→ Request: Extract every record, exactly as written, and ignore the pictures.

→ Data records:
▬▬▬▬▬▬

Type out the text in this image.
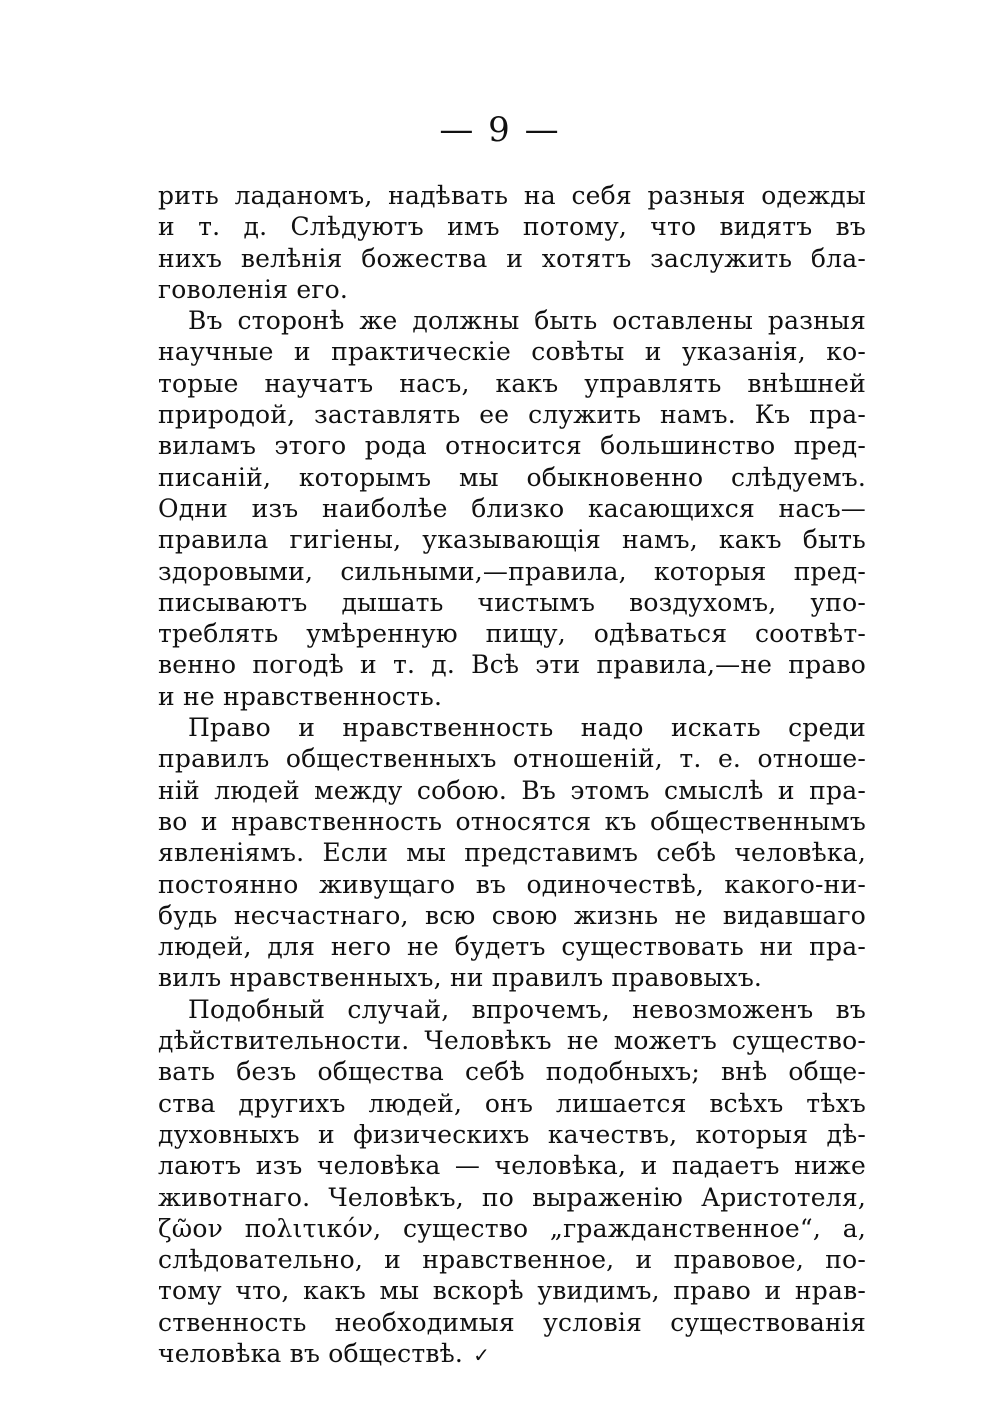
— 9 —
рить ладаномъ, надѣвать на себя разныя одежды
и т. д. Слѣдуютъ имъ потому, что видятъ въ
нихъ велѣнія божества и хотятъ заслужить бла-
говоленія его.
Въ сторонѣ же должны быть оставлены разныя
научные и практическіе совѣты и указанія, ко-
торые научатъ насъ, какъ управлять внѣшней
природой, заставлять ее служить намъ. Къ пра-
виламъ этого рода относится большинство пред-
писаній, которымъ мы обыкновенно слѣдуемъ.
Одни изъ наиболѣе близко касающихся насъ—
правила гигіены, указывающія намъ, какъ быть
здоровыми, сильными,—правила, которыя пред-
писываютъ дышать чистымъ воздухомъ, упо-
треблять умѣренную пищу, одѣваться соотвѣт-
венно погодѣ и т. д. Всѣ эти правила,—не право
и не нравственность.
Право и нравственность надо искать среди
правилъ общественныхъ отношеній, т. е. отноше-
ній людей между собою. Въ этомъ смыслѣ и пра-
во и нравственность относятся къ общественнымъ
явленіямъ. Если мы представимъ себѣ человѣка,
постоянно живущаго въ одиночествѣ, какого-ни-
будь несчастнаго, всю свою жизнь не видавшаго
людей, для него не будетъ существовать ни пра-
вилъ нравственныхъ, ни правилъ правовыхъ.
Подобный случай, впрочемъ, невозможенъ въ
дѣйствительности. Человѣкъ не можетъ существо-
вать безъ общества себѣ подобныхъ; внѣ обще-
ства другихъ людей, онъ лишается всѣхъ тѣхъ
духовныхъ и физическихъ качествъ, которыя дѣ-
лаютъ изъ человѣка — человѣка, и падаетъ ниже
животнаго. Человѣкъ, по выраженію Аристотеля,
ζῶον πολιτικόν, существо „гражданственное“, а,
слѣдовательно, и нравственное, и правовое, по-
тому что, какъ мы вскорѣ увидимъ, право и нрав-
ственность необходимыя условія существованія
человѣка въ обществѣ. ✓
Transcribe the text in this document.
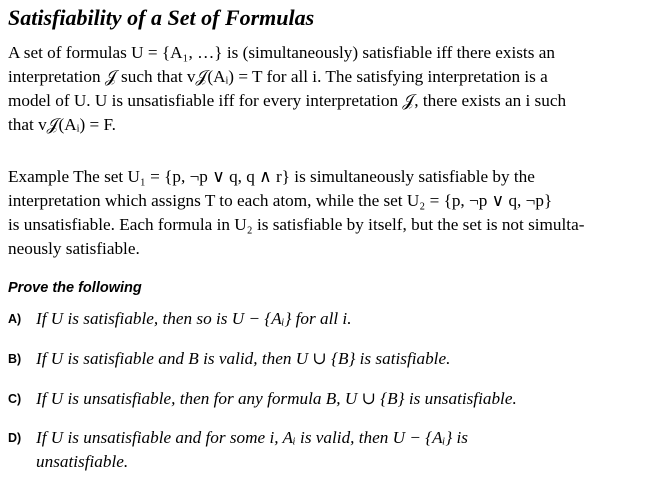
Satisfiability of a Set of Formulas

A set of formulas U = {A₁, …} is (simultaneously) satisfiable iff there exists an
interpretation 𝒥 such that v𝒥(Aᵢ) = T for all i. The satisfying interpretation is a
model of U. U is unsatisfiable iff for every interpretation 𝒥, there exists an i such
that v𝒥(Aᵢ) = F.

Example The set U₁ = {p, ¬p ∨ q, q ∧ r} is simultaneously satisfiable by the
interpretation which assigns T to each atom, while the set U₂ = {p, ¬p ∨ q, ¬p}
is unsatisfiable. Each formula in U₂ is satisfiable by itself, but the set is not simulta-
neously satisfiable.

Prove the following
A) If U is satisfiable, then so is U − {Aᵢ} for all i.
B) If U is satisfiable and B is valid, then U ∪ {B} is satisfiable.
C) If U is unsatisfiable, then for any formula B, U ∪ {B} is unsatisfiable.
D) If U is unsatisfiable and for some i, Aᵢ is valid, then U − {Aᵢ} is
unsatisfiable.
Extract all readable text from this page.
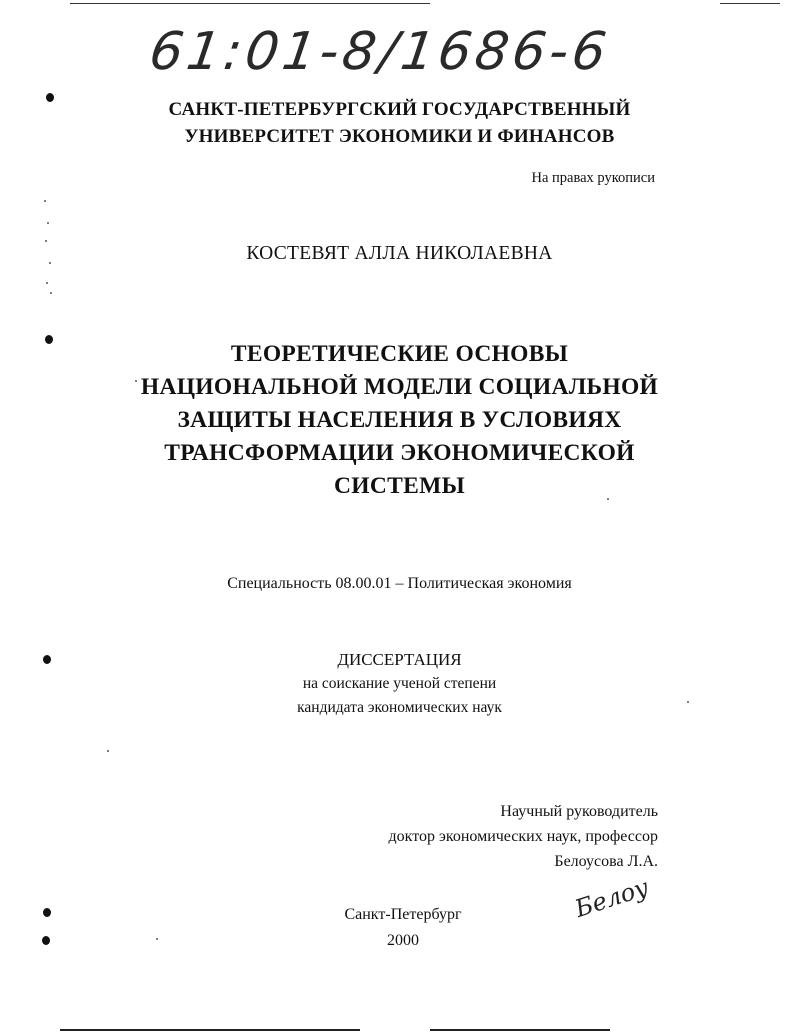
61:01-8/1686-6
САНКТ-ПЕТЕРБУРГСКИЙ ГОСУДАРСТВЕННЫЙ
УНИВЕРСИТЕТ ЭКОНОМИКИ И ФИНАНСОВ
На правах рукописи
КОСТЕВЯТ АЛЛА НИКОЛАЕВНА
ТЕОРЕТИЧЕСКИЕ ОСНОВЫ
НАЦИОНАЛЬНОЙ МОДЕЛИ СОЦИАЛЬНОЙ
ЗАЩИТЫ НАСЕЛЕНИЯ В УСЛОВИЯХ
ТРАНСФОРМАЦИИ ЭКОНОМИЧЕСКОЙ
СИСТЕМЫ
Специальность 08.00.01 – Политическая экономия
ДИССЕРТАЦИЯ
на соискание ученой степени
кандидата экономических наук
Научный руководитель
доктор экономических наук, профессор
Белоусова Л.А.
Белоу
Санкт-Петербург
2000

▬▬▬▬▬▬

→ Written solution:
Type out the text in this image.
— 9 —
рить ладаномъ, надѣвать на себя разныя одежды
и т. д. Слѣдуютъ имъ потому, что видятъ въ
нихъ велѣнія божества и хотятъ заслужить бла-
говоленія его.
Въ сторонѣ же должны быть оставлены разныя
научные и практическіе совѣты и указанія, ко-
торые научатъ насъ, какъ управлять внѣшней
природой, заставлять ее служить намъ. Къ пра-
виламъ этого рода относится большинство пред-
писаній, которымъ мы обыкновенно слѣдуемъ.
Одни изъ наиболѣе близко касающихся насъ—
правила гигіены, указывающія намъ, какъ быть
здоровыми, сильными,—правила, которыя пред-
писываютъ дышать чистымъ воздухомъ, упо-
треблять умѣренную пищу, одѣваться соотвѣт-
венно погодѣ и т. д. Всѣ эти правила,—не право
и не нравственность.
Право и нравственность надо искать среди
правилъ общественныхъ отношеній, т. е. отноше-
ній людей между собою. Въ этомъ смыслѣ и пра-
во и нравственность относятся къ общественнымъ
явленіямъ. Если мы представимъ себѣ человѣка,
постоянно живущаго въ одиночествѣ, какого-ни-
будь несчастнаго, всю свою жизнь не видавшаго
людей, для него не будетъ существовать ни пра-
вилъ нравственныхъ, ни правилъ правовыхъ.
Подобный случай, впрочемъ, невозможенъ въ
дѣйствительности. Человѣкъ не можетъ существо-
вать безъ общества себѣ подобныхъ; внѣ обще-
ства другихъ людей, онъ лишается всѣхъ тѣхъ
духовныхъ и физическихъ качествъ, которыя дѣ-
лаютъ изъ человѣка — человѣка, и падаетъ ниже
животнаго. Человѣкъ, по выраженію Аристотеля,
ζῶον πολιτικόν, существо „гражданственное“, а,
слѣдовательно, и нравственное, и правовое, по-
тому что, какъ мы вскорѣ увидимъ, право и нрав-
ственность необходимыя условія существованія
человѣка въ обществѣ. ✓
Transcribe the text in this document.
Satisfiability of a Set of Formulas

A set of formulas U = {A₁, …} is (simultaneously) satisfiable iff there exists an
interpretation 𝒥 such that v𝒥(Aᵢ) = T for all i. The satisfying interpretation is a
model of U. U is unsatisfiable iff for every interpretation 𝒥, there exists an i such
that v𝒥(Aᵢ) = F.

Example The set U₁ = {p, ¬p ∨ q, q ∧ r} is simultaneously satisfiable by the
interpretation which assigns T to each atom, while the set U₂ = {p, ¬p ∨ q, ¬p}
is unsatisfiable. Each formula in U₂ is satisfiable by itself, but the set is not simulta-
neously satisfiable.

Prove the following
A) If U is satisfiable, then so is U − {Aᵢ} for all i.
B) If U is satisfiable and B is valid, then U ∪ {B} is satisfiable.
C) If U is unsatisfiable, then for any formula B, U ∪ {B} is unsatisfiable.
D) If U is unsatisfiable and for some i, Aᵢ is valid, then U − {Aᵢ} is
unsatisfiable.
Extract all readable text from this page.
61:01-8/1686-6
САНКТ-ПЕТЕРБУРГСКИЙ ГОСУДАРСТВЕННЫЙ
УНИВЕРСИТЕТ ЭКОНОМИКИ И ФИНАНСОВ
На правах рукописи
КОСТЕВЯТ АЛЛА НИКОЛАЕВНА
ТЕОРЕТИЧЕСКИЕ ОСНОВЫ
НАЦИОНАЛЬНОЙ МОДЕЛИ СОЦИАЛЬНОЙ
ЗАЩИТЫ НАСЕЛЕНИЯ В УСЛОВИЯХ
ТРАНСФОРМАЦИИ ЭКОНОМИЧЕСКОЙ
СИСТЕМЫ
Специальность 08.00.01 – Политическая экономия
ДИССЕРТАЦИЯ
на соискание ученой степени
кандидата экономических наук
Научный руководитель
доктор экономических наук, профессор
Белоусова Л.А.
Белоу
Санкт-Петербург
2000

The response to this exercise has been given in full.